Problem to work on -
Copy out each line of the material below that holds the string "ylabel".

Exercise material -
## Begin

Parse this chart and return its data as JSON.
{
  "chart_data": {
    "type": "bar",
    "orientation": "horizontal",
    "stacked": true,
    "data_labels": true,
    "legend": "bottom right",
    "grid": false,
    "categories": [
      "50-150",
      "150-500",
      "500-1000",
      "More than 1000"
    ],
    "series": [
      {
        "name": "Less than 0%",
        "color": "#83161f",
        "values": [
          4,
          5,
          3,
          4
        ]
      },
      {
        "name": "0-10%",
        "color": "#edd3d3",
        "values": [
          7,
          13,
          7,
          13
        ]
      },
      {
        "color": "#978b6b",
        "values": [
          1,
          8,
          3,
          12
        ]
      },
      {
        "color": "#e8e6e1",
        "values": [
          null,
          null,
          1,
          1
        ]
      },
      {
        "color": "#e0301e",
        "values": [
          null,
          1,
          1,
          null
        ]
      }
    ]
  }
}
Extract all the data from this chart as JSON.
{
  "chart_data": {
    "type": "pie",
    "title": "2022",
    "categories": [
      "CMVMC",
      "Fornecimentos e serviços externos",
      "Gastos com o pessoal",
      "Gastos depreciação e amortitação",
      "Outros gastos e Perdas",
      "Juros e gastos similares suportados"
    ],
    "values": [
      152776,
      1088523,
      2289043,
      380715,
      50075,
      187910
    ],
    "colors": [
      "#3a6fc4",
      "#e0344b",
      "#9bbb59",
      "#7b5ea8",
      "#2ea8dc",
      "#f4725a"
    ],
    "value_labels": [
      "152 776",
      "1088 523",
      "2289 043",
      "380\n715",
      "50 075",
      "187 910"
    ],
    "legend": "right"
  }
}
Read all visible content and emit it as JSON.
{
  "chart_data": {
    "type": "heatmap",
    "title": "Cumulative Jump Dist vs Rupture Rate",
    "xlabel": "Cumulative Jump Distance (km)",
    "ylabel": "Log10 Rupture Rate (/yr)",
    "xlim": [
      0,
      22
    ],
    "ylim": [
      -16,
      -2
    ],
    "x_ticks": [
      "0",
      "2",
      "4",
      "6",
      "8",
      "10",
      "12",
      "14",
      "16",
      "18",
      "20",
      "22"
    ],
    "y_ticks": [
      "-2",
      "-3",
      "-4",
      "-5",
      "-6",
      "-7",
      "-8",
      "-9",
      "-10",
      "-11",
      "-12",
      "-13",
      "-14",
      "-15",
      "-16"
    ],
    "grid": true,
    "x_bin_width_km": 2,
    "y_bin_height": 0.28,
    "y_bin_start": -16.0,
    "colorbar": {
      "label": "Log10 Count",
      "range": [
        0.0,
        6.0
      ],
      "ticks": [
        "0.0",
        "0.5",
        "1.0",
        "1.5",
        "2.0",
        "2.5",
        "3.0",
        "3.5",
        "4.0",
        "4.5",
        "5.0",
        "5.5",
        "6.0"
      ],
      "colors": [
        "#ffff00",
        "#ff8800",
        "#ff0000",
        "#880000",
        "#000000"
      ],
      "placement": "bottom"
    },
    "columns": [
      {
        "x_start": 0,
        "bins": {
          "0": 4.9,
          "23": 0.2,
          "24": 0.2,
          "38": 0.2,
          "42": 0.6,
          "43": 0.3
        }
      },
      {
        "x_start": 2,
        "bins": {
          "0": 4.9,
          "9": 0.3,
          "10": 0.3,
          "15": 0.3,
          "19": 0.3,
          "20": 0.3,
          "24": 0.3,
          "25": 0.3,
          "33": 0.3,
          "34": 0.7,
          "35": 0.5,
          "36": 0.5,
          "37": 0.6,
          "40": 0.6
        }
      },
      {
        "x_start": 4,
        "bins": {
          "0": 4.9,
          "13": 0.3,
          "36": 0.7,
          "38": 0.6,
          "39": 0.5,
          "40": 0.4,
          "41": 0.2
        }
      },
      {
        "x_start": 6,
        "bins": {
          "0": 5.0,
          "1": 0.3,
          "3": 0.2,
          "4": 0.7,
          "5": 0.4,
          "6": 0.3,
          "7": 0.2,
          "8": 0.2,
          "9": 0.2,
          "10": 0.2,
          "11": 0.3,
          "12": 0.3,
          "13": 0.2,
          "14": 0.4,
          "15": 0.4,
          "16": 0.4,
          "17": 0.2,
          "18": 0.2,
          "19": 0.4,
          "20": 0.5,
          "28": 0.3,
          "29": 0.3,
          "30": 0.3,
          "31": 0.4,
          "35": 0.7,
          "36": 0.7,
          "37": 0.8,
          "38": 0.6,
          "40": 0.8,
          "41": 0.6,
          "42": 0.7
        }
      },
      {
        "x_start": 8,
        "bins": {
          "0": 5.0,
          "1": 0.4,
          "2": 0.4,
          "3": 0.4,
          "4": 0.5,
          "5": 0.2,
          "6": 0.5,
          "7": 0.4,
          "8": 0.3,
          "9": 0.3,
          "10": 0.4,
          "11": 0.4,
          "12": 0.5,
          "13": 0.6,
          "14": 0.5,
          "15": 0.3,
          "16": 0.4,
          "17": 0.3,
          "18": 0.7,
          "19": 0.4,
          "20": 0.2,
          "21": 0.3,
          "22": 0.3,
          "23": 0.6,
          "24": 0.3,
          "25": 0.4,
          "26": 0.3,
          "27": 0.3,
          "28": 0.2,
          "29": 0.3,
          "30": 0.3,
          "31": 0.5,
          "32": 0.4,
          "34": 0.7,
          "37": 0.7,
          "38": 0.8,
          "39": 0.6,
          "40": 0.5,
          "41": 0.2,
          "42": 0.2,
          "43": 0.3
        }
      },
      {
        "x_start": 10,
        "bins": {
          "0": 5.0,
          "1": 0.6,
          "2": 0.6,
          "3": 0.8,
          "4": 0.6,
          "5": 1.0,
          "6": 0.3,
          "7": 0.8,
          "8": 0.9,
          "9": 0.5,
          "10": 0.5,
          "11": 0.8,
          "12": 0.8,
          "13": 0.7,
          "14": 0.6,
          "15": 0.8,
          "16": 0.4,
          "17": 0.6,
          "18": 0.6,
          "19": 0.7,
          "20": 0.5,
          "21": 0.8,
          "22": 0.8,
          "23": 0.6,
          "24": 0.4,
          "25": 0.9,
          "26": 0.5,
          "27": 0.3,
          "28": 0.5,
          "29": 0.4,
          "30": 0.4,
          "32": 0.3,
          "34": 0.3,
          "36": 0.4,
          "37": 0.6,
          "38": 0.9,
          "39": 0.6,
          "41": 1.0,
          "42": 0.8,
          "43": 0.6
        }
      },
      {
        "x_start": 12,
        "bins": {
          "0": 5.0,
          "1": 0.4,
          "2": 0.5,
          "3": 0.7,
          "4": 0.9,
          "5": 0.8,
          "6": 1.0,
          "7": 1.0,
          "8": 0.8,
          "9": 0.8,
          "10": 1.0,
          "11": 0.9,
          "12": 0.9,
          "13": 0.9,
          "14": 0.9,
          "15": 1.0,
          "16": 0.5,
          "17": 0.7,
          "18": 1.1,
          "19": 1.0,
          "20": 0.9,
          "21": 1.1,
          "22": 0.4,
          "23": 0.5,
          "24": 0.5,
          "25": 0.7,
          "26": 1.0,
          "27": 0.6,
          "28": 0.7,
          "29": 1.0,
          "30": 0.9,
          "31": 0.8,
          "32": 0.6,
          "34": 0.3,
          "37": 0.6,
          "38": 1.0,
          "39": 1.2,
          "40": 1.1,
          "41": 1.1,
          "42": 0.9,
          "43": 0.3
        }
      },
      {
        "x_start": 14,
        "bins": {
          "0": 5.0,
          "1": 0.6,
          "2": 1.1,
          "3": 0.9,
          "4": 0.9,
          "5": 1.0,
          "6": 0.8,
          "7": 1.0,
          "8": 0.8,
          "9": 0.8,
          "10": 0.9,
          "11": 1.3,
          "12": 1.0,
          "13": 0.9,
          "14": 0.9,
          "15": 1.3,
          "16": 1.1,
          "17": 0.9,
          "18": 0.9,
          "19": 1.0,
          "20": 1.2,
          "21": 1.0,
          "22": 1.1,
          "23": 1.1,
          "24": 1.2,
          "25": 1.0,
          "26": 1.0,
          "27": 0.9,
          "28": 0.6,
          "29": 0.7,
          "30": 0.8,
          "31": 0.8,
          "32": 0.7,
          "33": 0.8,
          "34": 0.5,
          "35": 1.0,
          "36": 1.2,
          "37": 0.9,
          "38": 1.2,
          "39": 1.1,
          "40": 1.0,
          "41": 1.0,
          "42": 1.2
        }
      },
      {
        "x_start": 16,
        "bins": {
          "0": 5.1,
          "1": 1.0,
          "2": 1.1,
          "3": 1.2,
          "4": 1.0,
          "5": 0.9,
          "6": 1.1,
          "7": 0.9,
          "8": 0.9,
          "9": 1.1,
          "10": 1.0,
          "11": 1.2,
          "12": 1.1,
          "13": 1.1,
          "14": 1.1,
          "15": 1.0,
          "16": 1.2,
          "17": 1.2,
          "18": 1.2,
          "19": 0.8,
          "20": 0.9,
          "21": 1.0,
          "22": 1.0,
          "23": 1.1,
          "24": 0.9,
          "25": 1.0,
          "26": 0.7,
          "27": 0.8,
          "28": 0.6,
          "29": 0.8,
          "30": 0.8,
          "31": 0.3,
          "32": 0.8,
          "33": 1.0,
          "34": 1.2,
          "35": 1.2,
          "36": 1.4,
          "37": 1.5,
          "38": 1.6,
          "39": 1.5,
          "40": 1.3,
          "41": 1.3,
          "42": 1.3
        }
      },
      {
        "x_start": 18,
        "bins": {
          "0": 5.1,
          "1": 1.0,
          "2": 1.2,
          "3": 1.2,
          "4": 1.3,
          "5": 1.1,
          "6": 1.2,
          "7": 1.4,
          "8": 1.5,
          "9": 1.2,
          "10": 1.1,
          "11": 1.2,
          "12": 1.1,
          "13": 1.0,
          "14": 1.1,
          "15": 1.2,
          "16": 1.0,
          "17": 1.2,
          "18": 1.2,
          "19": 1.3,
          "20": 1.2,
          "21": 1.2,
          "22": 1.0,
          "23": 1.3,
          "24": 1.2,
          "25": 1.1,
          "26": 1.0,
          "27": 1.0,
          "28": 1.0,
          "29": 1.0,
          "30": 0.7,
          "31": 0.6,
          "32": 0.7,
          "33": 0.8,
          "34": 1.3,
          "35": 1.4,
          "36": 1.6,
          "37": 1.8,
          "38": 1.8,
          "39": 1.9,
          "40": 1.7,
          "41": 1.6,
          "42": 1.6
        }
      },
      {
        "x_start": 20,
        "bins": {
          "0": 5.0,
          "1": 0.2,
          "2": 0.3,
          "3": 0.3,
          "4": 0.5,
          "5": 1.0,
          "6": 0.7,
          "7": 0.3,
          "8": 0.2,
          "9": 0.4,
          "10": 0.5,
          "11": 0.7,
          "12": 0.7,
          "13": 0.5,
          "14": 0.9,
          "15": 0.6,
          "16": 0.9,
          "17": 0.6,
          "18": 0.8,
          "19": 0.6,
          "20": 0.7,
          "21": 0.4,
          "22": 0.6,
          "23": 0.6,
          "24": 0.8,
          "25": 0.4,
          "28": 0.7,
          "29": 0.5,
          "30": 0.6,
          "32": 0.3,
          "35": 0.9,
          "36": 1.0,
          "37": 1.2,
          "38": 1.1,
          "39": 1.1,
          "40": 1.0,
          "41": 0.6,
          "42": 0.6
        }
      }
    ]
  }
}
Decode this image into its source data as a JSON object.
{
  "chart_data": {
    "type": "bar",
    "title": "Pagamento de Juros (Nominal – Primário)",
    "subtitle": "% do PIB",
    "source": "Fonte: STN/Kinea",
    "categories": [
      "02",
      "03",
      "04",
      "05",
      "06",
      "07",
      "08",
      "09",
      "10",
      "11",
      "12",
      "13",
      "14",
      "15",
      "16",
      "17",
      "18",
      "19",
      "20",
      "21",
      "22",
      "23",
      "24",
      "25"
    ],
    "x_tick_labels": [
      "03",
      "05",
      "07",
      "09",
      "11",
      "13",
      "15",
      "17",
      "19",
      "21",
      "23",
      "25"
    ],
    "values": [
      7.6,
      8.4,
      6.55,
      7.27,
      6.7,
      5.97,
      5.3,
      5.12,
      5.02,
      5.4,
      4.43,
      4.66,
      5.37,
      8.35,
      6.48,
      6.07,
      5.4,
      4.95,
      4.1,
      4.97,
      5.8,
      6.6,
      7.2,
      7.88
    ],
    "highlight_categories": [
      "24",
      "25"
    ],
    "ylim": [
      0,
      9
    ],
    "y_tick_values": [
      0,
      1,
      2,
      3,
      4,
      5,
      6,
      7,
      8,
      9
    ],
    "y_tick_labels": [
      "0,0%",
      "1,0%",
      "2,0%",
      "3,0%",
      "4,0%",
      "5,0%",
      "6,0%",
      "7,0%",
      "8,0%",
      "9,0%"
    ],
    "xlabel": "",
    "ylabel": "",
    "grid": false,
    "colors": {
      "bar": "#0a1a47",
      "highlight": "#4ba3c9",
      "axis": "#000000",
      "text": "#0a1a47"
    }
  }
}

## End

Response to the task -
    "ylabel": "Log10 Rupture Rate (/yr)",
    "ylabel": "",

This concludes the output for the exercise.